***** ТЕКСТ ДЛЯ ЧТЕНИЯ

Но нам, первокурсникам, он в кулуарах признался, что главная его мечта – иметь всех баб на свете.

Сегодня я все чаще думаю, что непрерывность вроде бы незначительных перемен, начавших обнадеживать нас после марта пятьдесят третьего года, имела бы больше смысла, чем декларация с трибуны партийного съезда, которую все равно пришлось смикшировать с ожиданием тех решений, что могли бы многое в менявшейся и без того жизни перелопатить.

Своим докладом на съезде Хрущёв позиционировал себя как первое лицо государства, принимающее решения в одиночестве, наступившем для него теперь во власти, – как поступал и человек, которого он с трибуны попытался потеснить в истории.

После доклада, прозвучавшего на весь мир, хотя до соотечественников он доходил в форме закрытого письма, адресованного только членам партии, противники Хрущёва притихли, затаившись, – и, воспользовавшись взятой докладчиком паузой для передышки в разоблачениях, начали копить силы, изучая промахи нового вождя, – и чуть позднее искусно подталкивать его к новым промахам, провоцировать на действия, ослаблявшие ту личную власть, на безграничность которой он рассчитывал, волей-неволей опираясь на выстроенную предшественником структуру.

Культ личности был в первую очередь культом образа. Знаменитый артист Алексей Дикий, побывавший в заключении, назначен был на роль Сталина в кино (а потом и в театре).

Из всех исполнителей он Сталину больше всего понравился полным отсутствием грузинских черт в облике и акцента в речи.

Сталин поинтересовался – артист, кроме Сталинских премий (всего он их получил за карьеру пять), удостоился встречи с вождем тет-а-тет, – почему исполнитель его роли не стремился к сходству с оригиналом.

И Дикий ему якобы ответил, что играл вовсе не товарища Сталина, а представление народа о нем.

Думаю, если разговор этот не апокриф (но, если и апокриф, до чего талантливо придуман), ответ мог понравиться товарищу Сталину не меньше, чем игра Дикого на экране.

Дикий угадал: не живого сходства хотел прототип его персонажа в кино. Он хотел видеть в фильме Сталина – русского императора, а не чудесного, как выразился Ленин, грузина родом из Гори.

**********

# УСЛОВИЯ ЗАДАНИЙ
A. Определите, согласуется ли с текстом для чтения каждое из утверждений: (i) Алексей Дикий получил за карьеру пять Сталинских премий; (ii) Сталину понравилось, что Дикий в роли говорил с грузинским акцентом; (iii) доклад Хрущёва доходил до соотечественников в форме закрытого письма, адресованного только членам партии. На каждое ответьте «да» или «нет» и приведите решающие слова текста точной цитатой.
B. Перепишите слово в слово фрагмент текста для чтения, начиная со слов «И Дикий ему» и заканчивая словами «Дикого на экране.».

***** РАЗДЕЛ ДАННЫХ

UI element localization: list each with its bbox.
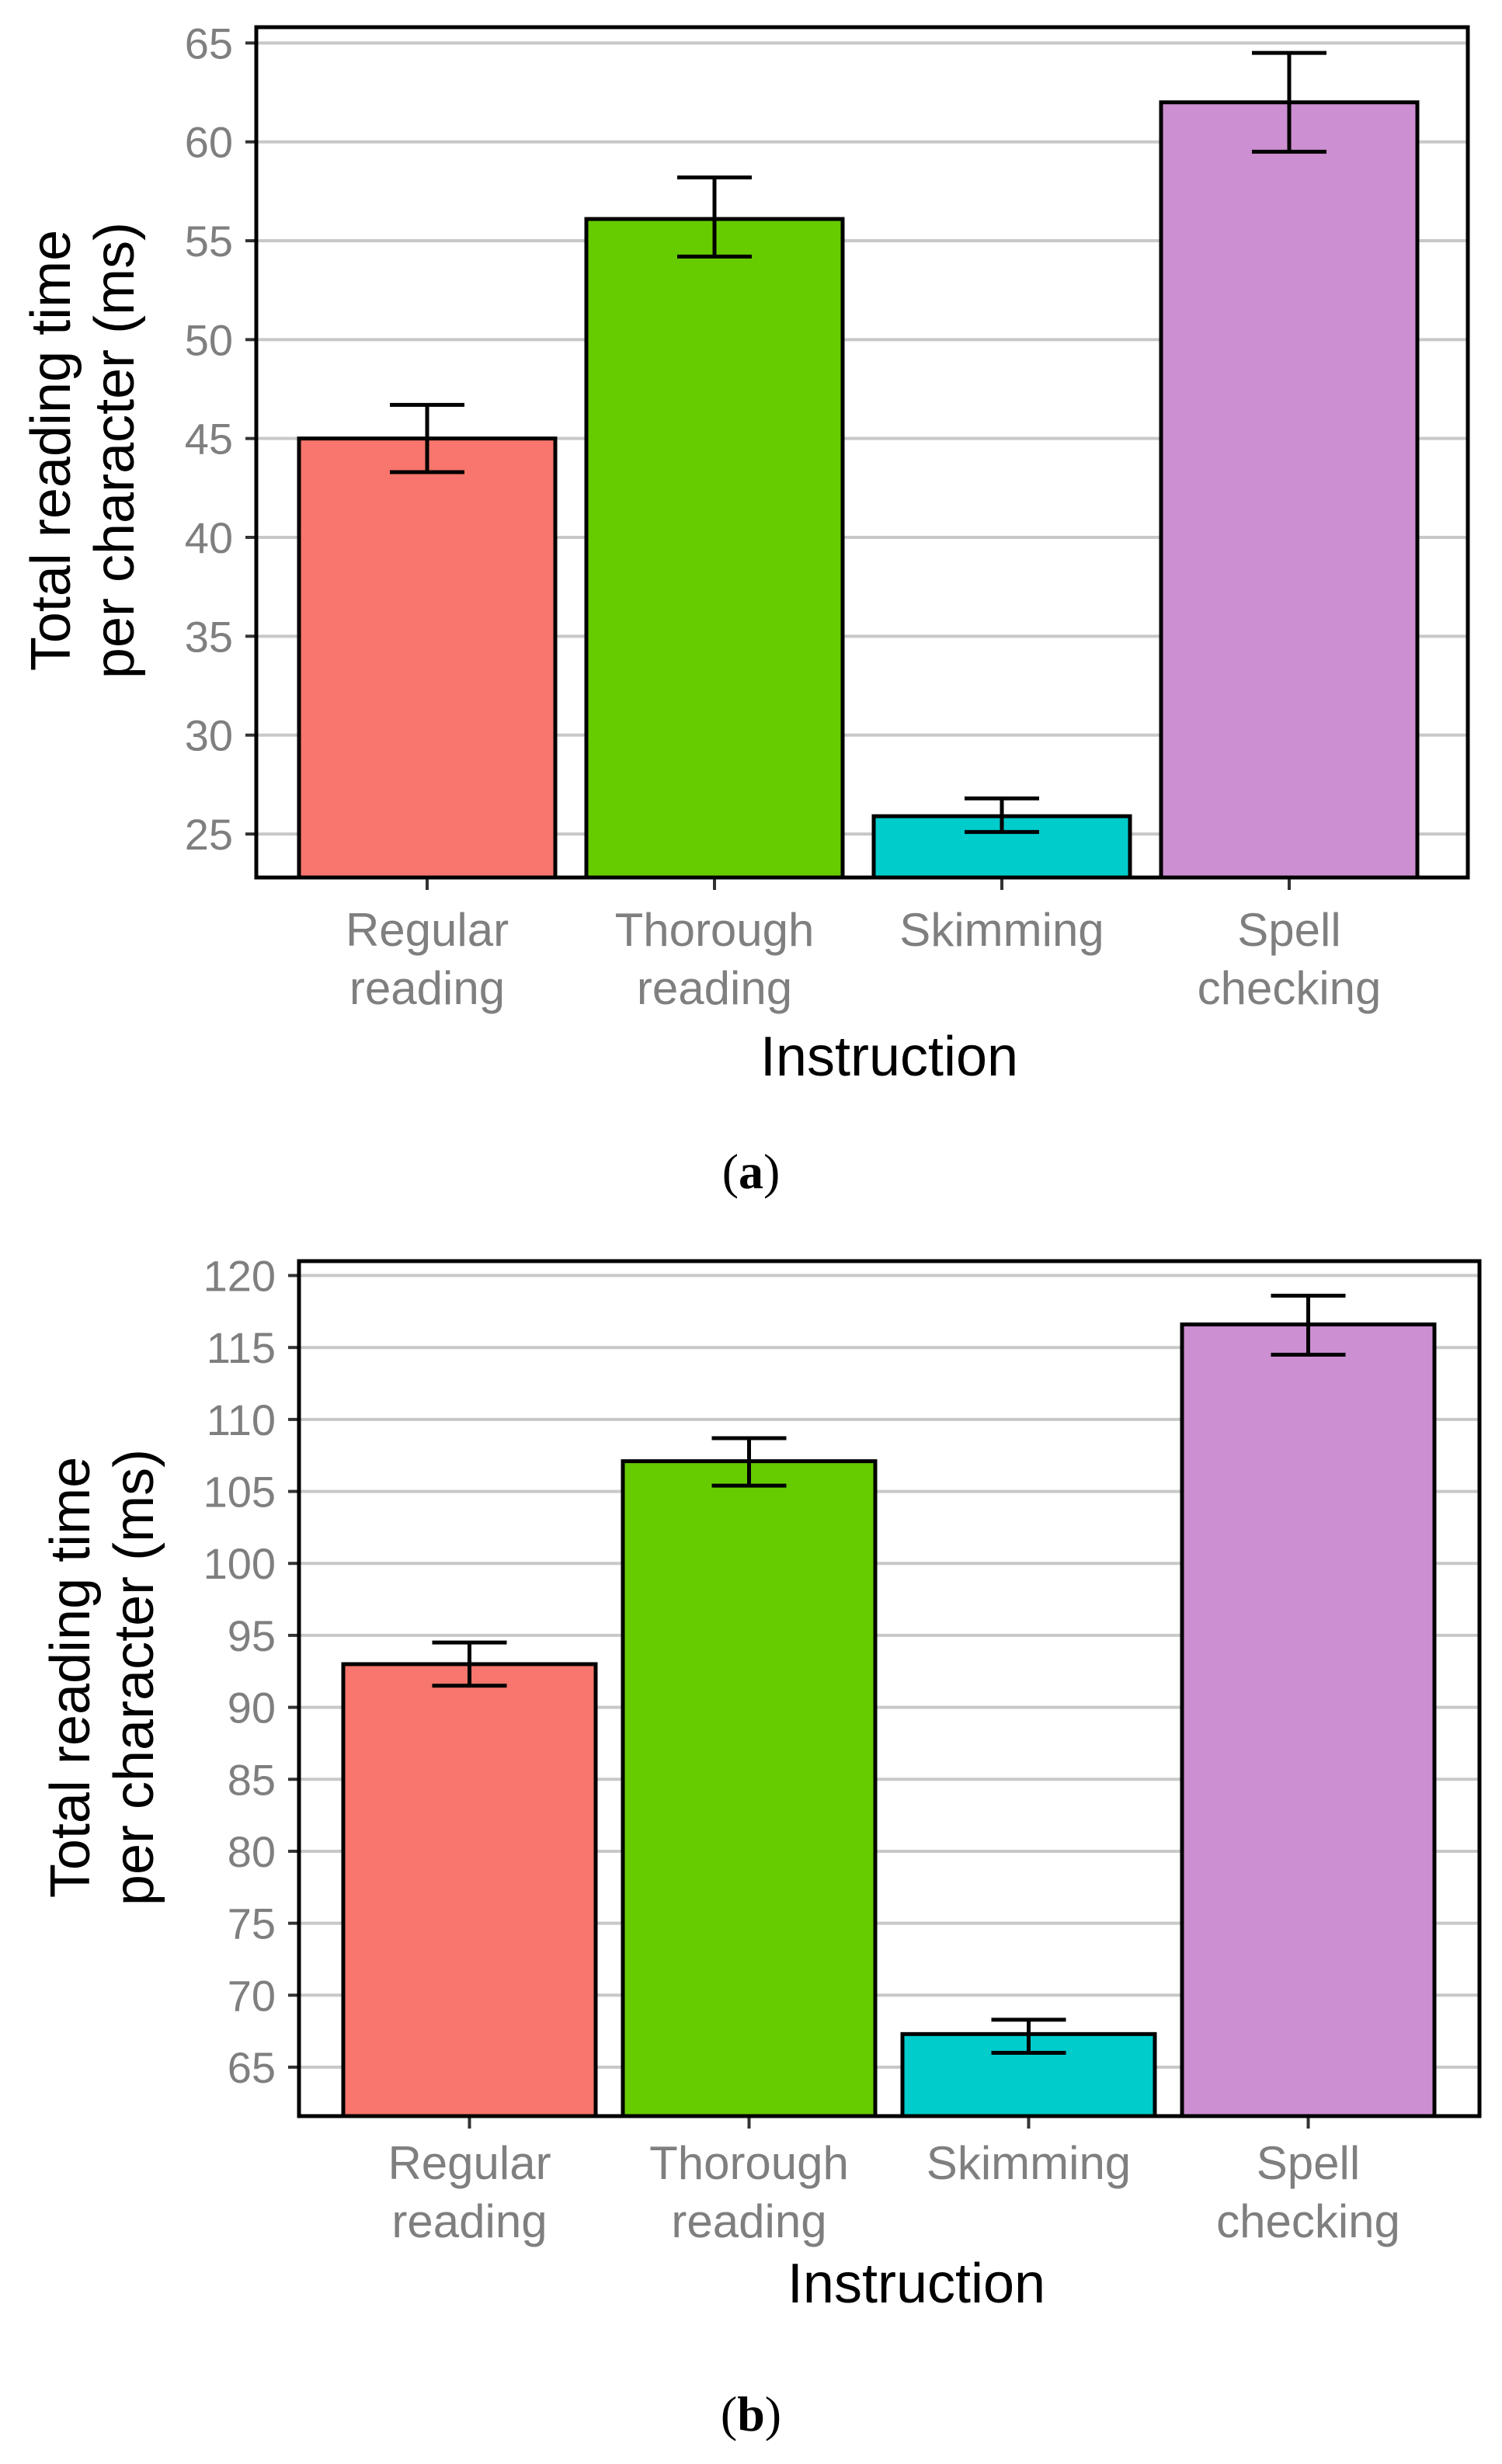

**********

# ОТВЕТЫ
A.
(i) Да: «всего он их получил за карьеру пять».
(ii) Нет: «полным отсутствием грузинских черт в облике и акцента в речи».
(iii) Да: «до соотечественников он доходил в форме закрытого письма, адресованного только членам партии».

B.
И Дикий ему якобы ответил, что играл вовсе не товарища Сталина, а представление народа о нем.

Думаю, если разговор этот не апокриф (но, если и апокриф, до чего талантливо придуман), ответ мог понравиться товарищу Сталину не меньше, чем игра Дикого на экране.